● **INSTRUKSI TUGAS**
Tolong lanjutkan cerita tentang suka duka menjadi jomblo di bawah ini, mulai tepat setelah kalimat terakhirnya.

● **TEKS BACAAN**

▬▬▬▬▬▬▬▬▬▬

Jomblo itu sesuatu sekali pemirsa. Lo harus natapin orang yang
berbonceng mesra di depan lo, mendengar orang yang sedang asik telfonan sampai
mereka tidak mau nutup telfon ,’’ kau dulu aja yang nutup, ih! Kamu dulu deh,
kamu aja, kamu duluan, yaudah! Aku tutup deh! Lho kok masih hidup sih katanya
mau bangun cepat nanti kamu ngantuk loh siang nya?
Menjadi jomblo itu harus nanggung pertanyaan dari junior ,’’
kak, siapa cowok kak? Uni, pacar uni siapa? Alah! Pergi aja deh, ajak
pacar kamu pergi!
Dan gue bisa jawab GUE NGGAK ADA PUNYA PACAR!
Nah, gue punya teman kosan yang sangat labil sekali pemira.
Walau gue kadang juga labilnya kambuh. Huhuhu!
Dia nih lagi PDKT sama anak Menwa, kita panggil ajalah
namanya dengan inisial D. Dan mereka mulai dengan mengoment status di Fb dan
sampailah dengan moment SMSn dan telfonan. Gue sebagai manusia yang sedang di
kutuk jomblo, hanya bisa gigit jari dan nelan air ludah melihat ekpresi teman
kamar gue ini.
ya Tuhan!!
Semakin menipisnya tenggang rasa terhadap manusia jomblo.
Hua hua! Cuap cuap cuap!
Gue mengap cari oksigen.
Seperti kebanyakan anak labil pada umumnya smsn senyum sendiri, dan tiap sebentar Hp-nya
bunyi. Sedangkan Hp gue, mengap, berlumut dimakan masa dan tidak berbunyi
sedikitpun. Walaupun bunyi, yang SMS cuman dari operator! Aght!
Dan masa telfonan pun menjelang, gue hanya bisa
goyang-goyang stel musik keras-keras dan natapin dan dengerin mereka telfonan.
Dan HP gue natapin gue dengan sangat penuh ekpresi kekecewaan dan bilang’’
malang banget gue punya majikan kayak lo!’’
Dan gue bantingin kepala ke bantal dan nangis. Huhuhu!
Nggak nggak! Lewat!
Gue jadi keingat masa dulu ketika gue PDKT ama senior gue
ketika lagi SMA, ditelfon, terus gue yang lagi di keramaian akan menghindar dan
menyudut ke sudut paling sempit dan mengap-mengap angkat telfon, lebih tepatnya
malu-malu. Dan kemudian jika berada dalam kamar gue akan nyelinap ke balik
selimut dan angkat telfon beberapa jam.
Tapi itu dulu,
Nah, cerita gue kali ini adalah bagaimana pada suatu hari Senin
yang sangat indah, ketika gue liburan di rumah. Terdengar lah ibu-ibu teriak
dari luar,
‘SYANTI! BANGUN!

▬▬▬▬▬▬▬▬▬▬

● **DATA YANG DISEDIAKAN**
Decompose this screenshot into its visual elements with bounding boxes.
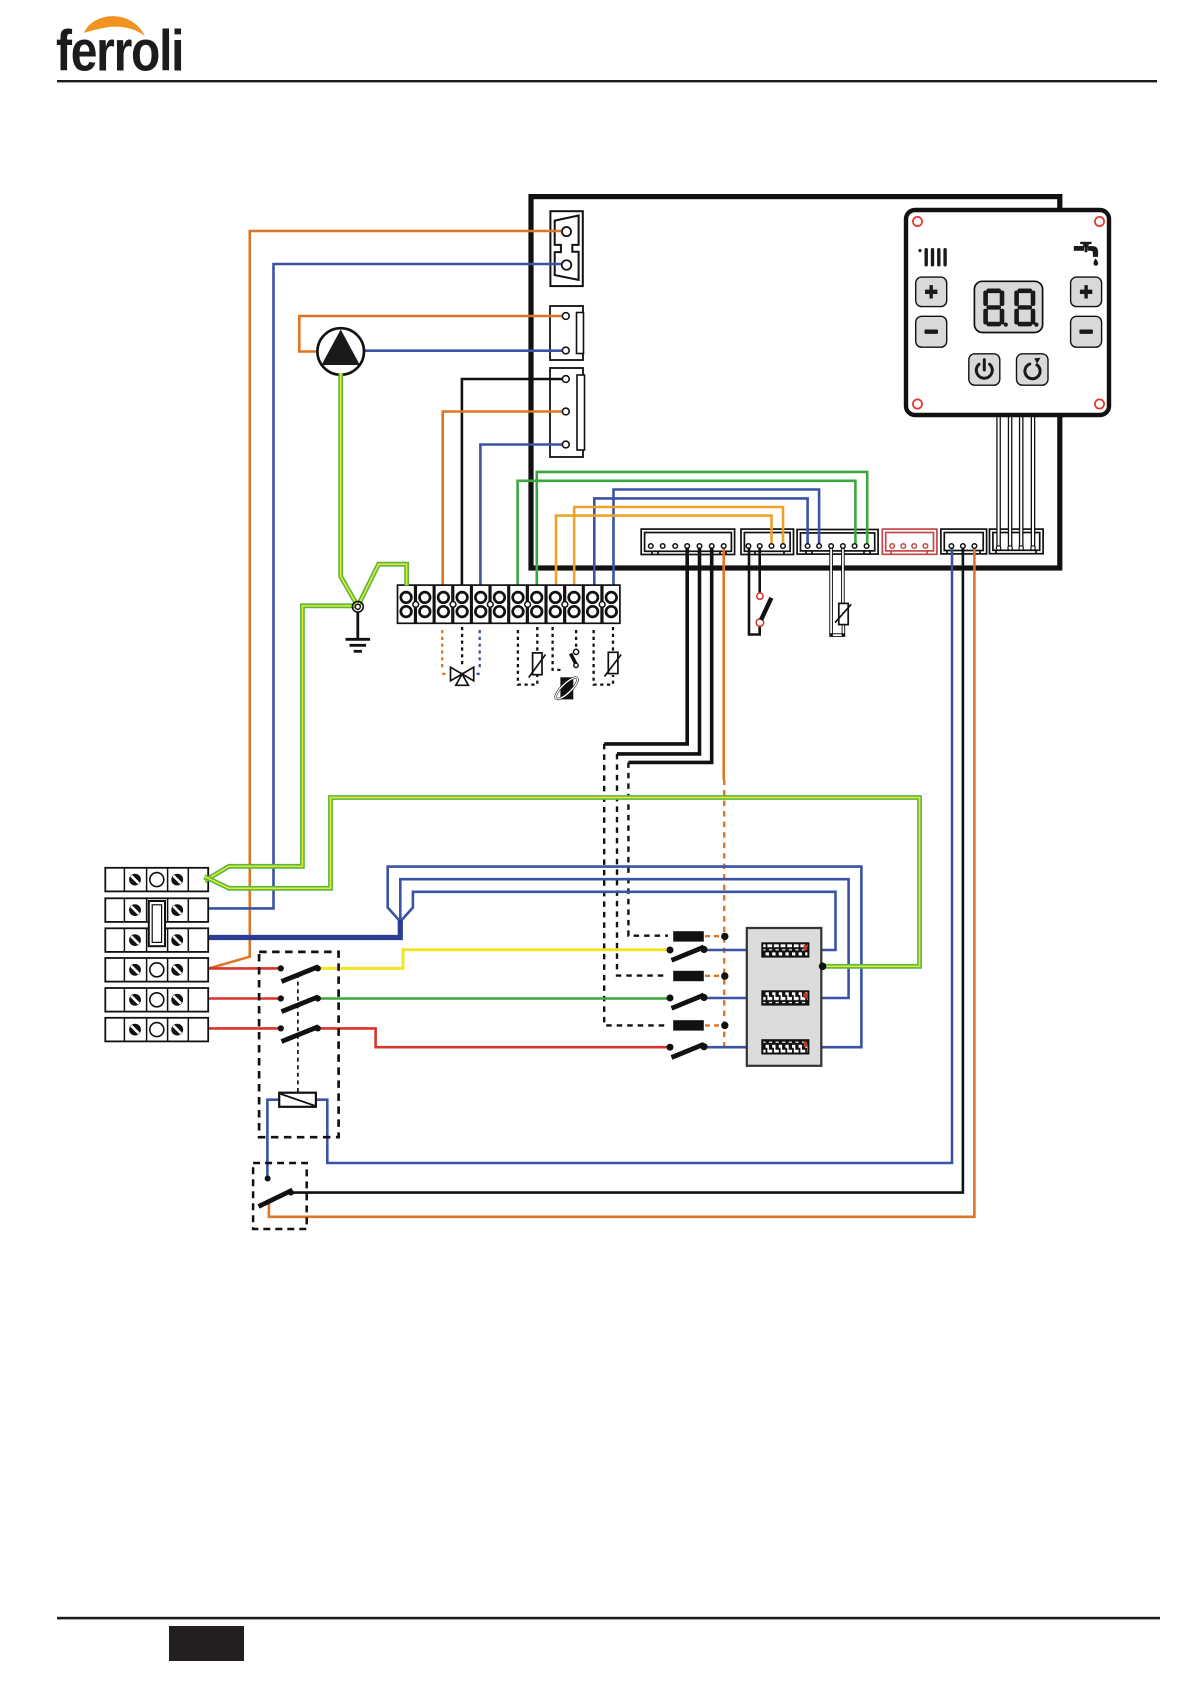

▬▬▬▬▬▬▬▬▬▬

● **HASIL TUGAS**
Yap, ternyata Mama gue sudah terlatih dengan indah untuk
membangunkan gue dan adik-adik gue yang dikutuk memiliki masalah dengan yang
namanya bangun pagi. Dengan mata yang masih tertutup dan suara yang masih serak
gue jawab ‘’ bentar lagi ma. Sekejap! Sekejap!’’ lalu gue lanjutin tidur indah
lagi.
Dan tidak berapa lama kemudian,
‘’KAMU BUDEG! BANGUN!
Dengan nada yang
lebih tinggi dan sangat berbau emosi.
‘’bangun! Sekarang kamu pergi ke pasar, beli minyak, cabe
dan ayam! Sana!’’ perintah Emak gue yang kayak orang kebakaran jenggot.
‘’ini masih jam 7 Ma! Kepagian aku ke pasar! Bentar lagi
napa,’’ jawab gue dari dalam kamar.
‘’pagi itu barangnya masih segar! Cepat bangun! Teriaknya
lagi.
Dengan sangat terpaksa gue bangun dan keluar dari kamar dengan
suasana yang sangat kesal sekali saudara-saudara. Lalu dengan gontai gue
melangkah ke kamar mandi dan menemukan kamar mandi tertutup.
‘’Ma? Siapa yang di kamar mandi?’’ teriak gue dari dapur!
‘’ini Ajis uni,’’ terdengar suara cempreng yang sangat gue kenal
dari kamar mandi.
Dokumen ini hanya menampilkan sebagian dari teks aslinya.